── Material for the task
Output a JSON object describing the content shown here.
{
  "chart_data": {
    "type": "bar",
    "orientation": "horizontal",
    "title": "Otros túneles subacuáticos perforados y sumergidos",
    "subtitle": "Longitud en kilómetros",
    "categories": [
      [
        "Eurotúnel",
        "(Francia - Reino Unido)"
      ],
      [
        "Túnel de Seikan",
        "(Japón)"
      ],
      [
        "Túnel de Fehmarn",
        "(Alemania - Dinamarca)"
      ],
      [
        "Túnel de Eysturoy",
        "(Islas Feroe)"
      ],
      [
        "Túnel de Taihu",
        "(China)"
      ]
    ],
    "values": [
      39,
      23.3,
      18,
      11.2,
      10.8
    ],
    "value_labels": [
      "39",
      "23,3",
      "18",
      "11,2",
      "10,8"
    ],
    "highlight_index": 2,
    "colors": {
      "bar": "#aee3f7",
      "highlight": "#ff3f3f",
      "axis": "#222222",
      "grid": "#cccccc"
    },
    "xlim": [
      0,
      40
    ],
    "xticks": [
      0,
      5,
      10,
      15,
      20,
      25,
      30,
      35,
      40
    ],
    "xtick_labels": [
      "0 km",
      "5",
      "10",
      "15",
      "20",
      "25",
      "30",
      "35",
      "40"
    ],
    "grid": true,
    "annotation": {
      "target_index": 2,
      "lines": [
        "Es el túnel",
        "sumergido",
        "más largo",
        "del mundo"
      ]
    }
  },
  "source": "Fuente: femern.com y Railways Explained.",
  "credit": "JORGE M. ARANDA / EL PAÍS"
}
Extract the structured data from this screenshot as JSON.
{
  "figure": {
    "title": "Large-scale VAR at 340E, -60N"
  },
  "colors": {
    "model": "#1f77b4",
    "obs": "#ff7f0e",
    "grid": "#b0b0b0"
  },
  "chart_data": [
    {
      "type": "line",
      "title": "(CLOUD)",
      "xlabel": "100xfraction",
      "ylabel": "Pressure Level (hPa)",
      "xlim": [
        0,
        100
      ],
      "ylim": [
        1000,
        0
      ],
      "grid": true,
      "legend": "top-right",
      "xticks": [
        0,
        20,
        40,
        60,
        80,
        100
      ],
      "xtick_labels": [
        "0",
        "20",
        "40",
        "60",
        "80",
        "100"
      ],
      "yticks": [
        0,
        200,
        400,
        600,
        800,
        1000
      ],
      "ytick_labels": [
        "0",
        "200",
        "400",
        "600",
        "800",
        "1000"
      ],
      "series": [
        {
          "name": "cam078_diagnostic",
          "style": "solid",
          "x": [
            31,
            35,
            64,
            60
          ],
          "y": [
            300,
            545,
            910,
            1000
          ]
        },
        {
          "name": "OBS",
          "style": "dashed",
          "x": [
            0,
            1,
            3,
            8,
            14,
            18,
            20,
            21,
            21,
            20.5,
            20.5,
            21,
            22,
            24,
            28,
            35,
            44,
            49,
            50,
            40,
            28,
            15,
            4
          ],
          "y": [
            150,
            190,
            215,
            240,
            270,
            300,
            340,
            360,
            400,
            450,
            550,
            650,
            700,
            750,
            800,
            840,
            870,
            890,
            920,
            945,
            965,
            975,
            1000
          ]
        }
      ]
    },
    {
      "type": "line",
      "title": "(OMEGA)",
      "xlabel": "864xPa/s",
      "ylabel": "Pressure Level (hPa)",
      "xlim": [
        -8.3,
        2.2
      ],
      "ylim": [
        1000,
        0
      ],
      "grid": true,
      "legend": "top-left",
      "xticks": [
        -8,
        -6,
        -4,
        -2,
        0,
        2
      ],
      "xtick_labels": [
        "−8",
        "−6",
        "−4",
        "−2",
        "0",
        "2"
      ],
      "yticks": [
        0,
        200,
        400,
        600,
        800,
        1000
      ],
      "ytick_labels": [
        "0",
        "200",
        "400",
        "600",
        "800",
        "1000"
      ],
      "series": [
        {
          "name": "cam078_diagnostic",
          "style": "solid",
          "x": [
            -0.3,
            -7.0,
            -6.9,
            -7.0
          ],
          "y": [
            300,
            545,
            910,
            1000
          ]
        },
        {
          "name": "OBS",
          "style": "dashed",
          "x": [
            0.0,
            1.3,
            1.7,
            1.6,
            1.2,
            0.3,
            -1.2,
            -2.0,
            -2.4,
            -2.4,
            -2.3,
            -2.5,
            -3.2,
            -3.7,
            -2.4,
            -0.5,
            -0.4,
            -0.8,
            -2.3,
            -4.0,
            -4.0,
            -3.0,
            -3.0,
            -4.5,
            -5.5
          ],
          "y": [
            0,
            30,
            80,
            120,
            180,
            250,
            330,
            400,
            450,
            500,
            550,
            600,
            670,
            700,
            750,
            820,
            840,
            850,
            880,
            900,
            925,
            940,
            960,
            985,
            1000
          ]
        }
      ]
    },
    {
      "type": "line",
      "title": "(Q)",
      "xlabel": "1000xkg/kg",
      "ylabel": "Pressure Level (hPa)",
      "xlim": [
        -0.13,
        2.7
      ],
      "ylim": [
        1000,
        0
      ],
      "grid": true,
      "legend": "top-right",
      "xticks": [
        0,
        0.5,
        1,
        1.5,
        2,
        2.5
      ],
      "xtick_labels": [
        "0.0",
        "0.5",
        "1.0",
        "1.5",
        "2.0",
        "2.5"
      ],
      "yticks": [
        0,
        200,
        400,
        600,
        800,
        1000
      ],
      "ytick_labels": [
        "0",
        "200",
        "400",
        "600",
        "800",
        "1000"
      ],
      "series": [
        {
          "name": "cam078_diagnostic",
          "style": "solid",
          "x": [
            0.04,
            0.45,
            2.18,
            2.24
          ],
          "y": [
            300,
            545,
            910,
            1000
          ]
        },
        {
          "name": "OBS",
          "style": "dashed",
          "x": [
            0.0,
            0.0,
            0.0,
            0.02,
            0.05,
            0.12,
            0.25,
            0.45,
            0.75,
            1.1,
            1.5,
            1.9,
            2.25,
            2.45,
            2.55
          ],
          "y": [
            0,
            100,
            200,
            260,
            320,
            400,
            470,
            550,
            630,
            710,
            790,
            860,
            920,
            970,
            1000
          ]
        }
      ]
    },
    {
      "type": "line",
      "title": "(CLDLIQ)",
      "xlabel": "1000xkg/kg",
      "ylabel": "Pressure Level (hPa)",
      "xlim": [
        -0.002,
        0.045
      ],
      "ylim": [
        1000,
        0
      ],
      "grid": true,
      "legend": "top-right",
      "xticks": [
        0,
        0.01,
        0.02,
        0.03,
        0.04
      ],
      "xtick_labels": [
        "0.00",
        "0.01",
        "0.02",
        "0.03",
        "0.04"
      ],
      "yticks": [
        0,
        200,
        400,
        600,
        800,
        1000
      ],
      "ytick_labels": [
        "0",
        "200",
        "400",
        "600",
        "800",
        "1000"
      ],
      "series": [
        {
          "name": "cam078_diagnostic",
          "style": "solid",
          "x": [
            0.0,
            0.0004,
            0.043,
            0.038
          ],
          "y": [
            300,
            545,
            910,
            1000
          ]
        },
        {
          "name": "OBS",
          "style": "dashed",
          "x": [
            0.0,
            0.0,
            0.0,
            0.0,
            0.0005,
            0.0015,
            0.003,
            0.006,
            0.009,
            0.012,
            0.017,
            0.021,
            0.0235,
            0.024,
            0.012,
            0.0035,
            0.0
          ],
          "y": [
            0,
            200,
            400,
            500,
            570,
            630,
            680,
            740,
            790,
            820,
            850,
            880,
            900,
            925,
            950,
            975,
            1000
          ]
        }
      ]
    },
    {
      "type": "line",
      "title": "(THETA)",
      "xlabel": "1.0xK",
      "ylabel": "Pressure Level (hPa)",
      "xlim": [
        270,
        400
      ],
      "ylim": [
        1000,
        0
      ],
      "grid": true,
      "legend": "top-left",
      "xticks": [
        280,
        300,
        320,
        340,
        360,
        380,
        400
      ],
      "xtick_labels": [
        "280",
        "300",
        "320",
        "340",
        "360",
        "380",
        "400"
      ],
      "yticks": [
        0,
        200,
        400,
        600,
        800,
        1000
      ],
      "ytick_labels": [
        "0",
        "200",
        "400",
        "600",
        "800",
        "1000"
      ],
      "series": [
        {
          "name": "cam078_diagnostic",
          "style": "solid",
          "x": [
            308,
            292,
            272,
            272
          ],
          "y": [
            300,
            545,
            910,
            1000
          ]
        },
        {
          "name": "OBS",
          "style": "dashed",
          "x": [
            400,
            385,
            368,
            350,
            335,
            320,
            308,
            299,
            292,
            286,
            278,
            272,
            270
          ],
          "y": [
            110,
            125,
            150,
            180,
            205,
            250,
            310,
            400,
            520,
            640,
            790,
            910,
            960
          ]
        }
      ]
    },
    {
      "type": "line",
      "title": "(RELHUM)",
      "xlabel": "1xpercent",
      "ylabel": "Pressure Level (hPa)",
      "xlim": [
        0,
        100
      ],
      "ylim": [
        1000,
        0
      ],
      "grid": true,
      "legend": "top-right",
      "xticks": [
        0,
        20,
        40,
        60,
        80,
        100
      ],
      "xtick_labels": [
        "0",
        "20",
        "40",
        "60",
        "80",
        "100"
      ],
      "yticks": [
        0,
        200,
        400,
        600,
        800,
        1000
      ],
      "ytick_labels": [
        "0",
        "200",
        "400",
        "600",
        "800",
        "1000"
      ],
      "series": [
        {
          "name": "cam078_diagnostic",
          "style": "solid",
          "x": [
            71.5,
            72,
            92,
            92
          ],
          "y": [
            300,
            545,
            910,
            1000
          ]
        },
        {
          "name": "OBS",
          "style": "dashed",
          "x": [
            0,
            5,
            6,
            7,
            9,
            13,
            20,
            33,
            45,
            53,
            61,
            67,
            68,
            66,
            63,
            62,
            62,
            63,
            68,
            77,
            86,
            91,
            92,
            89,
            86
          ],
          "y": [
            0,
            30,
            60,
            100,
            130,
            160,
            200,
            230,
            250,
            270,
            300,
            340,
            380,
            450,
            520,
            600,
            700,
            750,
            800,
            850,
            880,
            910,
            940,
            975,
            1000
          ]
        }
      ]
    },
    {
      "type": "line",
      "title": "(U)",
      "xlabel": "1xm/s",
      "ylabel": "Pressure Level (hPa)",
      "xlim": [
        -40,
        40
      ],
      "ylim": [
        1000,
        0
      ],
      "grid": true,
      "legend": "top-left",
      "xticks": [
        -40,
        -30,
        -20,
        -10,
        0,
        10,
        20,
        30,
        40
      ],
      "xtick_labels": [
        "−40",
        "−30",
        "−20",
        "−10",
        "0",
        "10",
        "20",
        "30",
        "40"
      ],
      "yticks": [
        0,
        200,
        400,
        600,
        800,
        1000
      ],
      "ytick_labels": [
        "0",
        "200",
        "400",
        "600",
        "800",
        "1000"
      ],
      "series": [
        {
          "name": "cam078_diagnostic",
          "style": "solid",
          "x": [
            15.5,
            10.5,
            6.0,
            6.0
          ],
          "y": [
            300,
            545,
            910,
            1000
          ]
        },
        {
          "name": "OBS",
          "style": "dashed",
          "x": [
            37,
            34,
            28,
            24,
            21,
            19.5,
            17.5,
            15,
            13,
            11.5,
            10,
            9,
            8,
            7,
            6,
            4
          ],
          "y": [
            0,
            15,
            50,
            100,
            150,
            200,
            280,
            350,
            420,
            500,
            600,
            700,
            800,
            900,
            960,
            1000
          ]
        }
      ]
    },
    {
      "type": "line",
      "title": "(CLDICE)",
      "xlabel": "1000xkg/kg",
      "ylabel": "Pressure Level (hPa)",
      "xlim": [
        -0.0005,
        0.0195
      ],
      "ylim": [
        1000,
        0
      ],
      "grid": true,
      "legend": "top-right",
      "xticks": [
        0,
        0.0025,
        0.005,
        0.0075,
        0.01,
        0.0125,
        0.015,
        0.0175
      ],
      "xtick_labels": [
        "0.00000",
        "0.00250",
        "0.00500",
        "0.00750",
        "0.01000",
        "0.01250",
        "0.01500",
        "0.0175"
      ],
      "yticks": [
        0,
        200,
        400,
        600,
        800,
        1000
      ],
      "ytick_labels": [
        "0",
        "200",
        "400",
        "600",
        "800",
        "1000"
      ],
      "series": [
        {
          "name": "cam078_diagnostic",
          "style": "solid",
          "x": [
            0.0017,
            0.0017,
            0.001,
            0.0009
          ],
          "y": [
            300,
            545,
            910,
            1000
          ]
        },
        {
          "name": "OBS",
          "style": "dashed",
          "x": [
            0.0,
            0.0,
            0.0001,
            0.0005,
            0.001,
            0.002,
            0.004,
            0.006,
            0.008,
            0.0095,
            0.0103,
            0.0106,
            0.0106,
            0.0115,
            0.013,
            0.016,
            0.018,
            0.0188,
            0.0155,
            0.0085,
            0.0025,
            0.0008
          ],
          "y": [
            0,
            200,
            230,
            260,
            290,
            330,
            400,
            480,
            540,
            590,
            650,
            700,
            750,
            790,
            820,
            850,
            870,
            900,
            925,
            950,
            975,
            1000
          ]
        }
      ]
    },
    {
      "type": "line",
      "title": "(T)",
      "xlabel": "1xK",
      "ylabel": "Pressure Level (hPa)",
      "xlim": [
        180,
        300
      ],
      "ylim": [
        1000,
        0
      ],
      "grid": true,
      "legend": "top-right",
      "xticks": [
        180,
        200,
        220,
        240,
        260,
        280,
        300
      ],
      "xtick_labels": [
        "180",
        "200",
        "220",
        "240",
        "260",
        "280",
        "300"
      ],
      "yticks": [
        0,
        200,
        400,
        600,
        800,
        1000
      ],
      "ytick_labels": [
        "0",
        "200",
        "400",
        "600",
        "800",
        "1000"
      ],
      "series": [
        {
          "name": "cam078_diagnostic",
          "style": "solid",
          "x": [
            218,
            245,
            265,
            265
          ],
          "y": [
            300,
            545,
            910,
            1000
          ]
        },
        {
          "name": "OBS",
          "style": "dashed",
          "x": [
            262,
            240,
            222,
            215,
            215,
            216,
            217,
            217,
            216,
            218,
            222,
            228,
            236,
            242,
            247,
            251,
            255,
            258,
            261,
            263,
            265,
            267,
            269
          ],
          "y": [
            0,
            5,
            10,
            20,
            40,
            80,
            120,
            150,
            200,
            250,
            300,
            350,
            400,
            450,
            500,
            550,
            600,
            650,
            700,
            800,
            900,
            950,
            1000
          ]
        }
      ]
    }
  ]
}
────
Check each line of the records for "JSON" and copy the ones that contain it.

**Task result:**
Output a JSON object describing the content shown here.
Extract the structured data from this screenshot as JSON.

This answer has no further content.